Selected text:

I am currently implementing a class that is a three-way map, meaning each "index" has three keys and one can retrieve each. The function get is defined as:

template<typename returnType, typename getType>
returnType get(getType getVal) {
    if (typeid(returnType) == typeid(getType)) {
        return getVal;
    }
    
    // Here the appropriate value is gotten. Not important for this.
    
    // This is returned just in-case nothing is found.
    return *new returnType;
}

This doesn't compile, because getType is not always equal to returnType, which is guaranteed by my check. Is there a way to make this compile, because the getting process is quite expensive. I've tried to just do return returnType(getVal);, which only works if returnType has a constructor for getType.

Solutions I could imagine but didn't manage to pull of:

  • template specialization
  • disable type-checking (similar to rust's unsafe)

P.S: I know this optimisation doesn't make a lot of sense, still would like to know if it's possible to compile.

CodePudding user response:

typeid is not meant to be used this way at compile-time. If you want to operate on types at compile-time, use the tools from #include<type_traits>. typeid is meant to be used if you need to operate on types at runtime (e.g. store ids for types in a container or obtain a printable name for a type) or you need to determine the actual type of a polymorphic pointer/lvalue at runtime.

To compare types at compile-time use std::is_same_v<returnType, getType>. Since C 17 it is also possible to conditionally compile branches of an if in a template, using if constexpr instead of if:

template<typename returnType, typename getType>
returnType get(getType getVal) {
    if constexpr (std::is_same_v<returnType, getType>) {
        return getVal;
    } else {
        // Here the appropriate value is gotten. Not important for this.

Supplied data:
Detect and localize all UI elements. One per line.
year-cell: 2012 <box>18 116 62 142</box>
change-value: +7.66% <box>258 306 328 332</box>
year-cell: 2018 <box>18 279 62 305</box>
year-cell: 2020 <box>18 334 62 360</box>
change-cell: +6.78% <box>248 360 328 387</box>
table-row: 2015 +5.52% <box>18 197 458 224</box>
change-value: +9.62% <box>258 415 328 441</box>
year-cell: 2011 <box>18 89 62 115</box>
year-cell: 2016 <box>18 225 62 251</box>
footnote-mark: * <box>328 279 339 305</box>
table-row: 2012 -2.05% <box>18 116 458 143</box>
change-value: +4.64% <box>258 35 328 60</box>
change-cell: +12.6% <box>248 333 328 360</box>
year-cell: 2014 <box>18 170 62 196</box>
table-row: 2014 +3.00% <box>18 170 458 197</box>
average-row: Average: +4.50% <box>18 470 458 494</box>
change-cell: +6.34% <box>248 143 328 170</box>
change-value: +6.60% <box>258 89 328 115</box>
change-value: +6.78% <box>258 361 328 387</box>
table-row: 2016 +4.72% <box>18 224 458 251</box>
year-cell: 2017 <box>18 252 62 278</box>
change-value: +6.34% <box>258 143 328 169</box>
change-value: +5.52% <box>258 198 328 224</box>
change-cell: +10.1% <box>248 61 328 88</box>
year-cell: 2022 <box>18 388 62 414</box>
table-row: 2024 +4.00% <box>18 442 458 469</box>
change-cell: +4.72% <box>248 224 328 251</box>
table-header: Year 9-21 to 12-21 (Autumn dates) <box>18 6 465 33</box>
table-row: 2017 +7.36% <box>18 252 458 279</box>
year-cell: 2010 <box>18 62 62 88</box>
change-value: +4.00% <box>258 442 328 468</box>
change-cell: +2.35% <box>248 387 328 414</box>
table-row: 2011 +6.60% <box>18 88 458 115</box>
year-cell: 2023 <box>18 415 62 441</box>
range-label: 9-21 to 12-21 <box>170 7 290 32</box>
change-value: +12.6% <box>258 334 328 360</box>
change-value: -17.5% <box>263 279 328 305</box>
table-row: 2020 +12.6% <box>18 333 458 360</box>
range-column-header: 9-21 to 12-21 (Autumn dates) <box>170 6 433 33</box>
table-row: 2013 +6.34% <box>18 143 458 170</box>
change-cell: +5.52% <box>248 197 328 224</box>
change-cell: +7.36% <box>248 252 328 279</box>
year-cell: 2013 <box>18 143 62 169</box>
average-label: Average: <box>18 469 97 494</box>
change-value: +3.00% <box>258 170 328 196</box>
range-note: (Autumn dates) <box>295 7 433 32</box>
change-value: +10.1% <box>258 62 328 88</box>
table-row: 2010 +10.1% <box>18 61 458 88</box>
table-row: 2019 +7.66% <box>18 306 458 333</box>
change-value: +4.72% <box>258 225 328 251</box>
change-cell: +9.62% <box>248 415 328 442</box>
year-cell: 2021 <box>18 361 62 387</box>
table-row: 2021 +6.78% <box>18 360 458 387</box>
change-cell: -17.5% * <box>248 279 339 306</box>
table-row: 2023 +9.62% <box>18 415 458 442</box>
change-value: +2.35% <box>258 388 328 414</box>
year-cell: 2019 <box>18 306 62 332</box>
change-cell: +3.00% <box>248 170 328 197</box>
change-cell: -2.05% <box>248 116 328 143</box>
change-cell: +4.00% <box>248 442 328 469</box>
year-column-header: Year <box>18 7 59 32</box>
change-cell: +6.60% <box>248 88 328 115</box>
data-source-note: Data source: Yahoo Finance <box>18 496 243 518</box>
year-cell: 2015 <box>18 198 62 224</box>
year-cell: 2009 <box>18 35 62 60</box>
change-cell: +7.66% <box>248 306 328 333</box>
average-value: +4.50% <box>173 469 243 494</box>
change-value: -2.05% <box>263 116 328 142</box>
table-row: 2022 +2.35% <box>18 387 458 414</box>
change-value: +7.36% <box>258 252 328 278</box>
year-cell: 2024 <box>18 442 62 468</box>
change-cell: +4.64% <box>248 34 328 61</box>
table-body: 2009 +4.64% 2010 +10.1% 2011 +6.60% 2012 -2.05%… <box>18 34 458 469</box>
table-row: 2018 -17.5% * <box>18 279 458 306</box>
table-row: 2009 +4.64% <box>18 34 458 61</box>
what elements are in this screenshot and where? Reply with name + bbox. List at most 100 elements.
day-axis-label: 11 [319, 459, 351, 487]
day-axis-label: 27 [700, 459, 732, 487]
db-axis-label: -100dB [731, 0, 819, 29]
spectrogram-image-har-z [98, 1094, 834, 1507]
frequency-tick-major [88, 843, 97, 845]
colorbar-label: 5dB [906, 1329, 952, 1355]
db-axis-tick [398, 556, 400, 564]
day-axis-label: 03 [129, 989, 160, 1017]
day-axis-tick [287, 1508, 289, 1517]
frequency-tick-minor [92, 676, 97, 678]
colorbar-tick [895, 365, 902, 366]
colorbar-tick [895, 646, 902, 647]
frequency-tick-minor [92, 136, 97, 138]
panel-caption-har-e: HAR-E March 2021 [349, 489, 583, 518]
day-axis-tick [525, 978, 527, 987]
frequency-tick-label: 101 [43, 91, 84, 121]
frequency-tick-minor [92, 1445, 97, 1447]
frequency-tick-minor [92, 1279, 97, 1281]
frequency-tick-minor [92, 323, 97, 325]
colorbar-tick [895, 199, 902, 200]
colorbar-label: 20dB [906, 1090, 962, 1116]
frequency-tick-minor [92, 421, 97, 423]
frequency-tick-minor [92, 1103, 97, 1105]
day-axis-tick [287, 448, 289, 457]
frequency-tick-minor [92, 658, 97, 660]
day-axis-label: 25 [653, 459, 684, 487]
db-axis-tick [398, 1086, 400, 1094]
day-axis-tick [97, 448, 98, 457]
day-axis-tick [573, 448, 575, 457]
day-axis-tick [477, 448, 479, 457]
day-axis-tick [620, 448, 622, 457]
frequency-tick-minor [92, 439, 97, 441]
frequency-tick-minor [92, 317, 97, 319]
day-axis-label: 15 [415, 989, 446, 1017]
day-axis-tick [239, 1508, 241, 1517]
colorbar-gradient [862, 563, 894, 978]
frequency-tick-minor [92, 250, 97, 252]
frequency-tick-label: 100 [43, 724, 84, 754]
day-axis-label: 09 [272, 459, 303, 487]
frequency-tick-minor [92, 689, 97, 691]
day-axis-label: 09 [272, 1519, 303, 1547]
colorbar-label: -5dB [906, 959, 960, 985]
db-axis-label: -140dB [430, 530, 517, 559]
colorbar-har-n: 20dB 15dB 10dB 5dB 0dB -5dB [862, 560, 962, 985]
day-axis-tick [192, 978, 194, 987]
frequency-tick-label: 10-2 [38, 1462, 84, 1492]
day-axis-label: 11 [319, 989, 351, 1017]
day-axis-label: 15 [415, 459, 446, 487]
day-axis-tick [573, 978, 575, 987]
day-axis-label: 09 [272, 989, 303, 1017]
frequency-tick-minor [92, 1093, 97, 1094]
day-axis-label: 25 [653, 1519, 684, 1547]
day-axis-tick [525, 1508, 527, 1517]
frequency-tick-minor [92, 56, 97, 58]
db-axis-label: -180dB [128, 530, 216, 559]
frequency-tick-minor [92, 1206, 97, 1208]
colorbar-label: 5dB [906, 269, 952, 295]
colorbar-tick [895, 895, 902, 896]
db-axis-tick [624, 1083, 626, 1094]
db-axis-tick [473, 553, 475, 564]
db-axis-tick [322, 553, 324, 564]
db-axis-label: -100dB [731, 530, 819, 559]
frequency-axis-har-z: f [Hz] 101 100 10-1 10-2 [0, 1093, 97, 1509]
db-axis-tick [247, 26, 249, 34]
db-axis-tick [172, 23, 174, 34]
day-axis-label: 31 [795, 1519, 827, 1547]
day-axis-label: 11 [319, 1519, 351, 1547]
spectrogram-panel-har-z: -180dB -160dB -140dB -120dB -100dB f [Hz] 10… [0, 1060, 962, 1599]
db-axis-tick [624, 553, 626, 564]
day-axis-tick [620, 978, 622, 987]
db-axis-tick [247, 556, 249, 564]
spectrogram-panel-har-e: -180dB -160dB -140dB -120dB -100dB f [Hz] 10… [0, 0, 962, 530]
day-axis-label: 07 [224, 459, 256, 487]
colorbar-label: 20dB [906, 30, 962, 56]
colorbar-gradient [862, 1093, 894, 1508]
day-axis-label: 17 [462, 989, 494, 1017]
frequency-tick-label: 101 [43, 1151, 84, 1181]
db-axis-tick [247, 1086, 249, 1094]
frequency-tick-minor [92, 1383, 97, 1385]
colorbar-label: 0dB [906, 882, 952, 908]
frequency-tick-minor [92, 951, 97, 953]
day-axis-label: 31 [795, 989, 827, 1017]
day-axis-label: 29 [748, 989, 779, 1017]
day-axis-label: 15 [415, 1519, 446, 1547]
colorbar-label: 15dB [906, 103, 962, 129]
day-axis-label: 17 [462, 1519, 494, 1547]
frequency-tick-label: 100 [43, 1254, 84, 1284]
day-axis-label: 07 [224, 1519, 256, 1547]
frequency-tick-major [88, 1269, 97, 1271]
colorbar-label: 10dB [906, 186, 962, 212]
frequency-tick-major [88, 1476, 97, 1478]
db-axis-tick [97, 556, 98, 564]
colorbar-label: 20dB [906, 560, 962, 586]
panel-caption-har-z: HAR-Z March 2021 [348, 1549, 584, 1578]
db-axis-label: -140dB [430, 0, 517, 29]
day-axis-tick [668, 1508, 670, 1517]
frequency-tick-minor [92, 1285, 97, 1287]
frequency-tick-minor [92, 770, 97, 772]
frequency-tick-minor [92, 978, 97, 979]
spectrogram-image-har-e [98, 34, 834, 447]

Work request:
Carry on the discussion of the C++ three-way map's get function, starting right after its last line.

Task answer:
    
        // This is returned just in-case nothing is found.
        return /*some returnType*/;
    }
}

Also note that applying * to a new expression is practically always wrong. You are returning *new returnType immediately by-value. That is a guaranteed immediate memory leak. new returns a pointer to newly allocated memory with a new object of the given type in it. Returning the dereferenced pointer by-value means that this new object is again copied into the return value and at the same time the lvalue/pointer to the first newly created object is lost in the copy/move constructor.

To create an object to return directly, do not use new. Just return a temporary object using the functional explicit cast notation:

return returnType{};

or even shorter, since returnType is already mentioned in the function return type:

return {};

new is very rarely needed directly in C . If a variable or a temporary as above also works, then don't use new, and if that doesn't work reconsider whether you shouldn't be using std::unique_ptr/std::shared_ptr/std::vector/std::string/etc. instead of new.